# Given request
Read the material below. Count the lines containing "subtitle" and give that count alone.

# Working data
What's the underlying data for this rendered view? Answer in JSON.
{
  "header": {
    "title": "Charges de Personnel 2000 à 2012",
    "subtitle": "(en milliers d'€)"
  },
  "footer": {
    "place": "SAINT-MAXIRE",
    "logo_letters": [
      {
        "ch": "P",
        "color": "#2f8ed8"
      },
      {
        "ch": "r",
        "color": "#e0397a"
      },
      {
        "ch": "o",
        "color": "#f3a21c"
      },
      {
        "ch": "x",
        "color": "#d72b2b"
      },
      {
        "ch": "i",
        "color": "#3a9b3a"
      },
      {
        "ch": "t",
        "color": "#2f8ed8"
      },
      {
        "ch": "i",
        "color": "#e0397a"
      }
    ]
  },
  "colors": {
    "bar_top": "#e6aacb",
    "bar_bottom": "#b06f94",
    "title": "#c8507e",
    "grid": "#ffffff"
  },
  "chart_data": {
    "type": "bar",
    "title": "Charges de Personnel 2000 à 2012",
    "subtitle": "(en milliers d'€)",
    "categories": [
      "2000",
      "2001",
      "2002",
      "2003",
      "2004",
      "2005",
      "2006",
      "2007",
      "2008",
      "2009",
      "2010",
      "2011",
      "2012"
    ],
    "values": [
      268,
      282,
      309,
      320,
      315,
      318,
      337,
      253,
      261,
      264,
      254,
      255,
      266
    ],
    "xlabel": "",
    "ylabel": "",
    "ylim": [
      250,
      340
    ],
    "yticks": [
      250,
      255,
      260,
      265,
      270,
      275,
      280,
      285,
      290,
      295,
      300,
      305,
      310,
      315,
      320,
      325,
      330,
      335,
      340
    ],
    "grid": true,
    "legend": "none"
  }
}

# Answer
2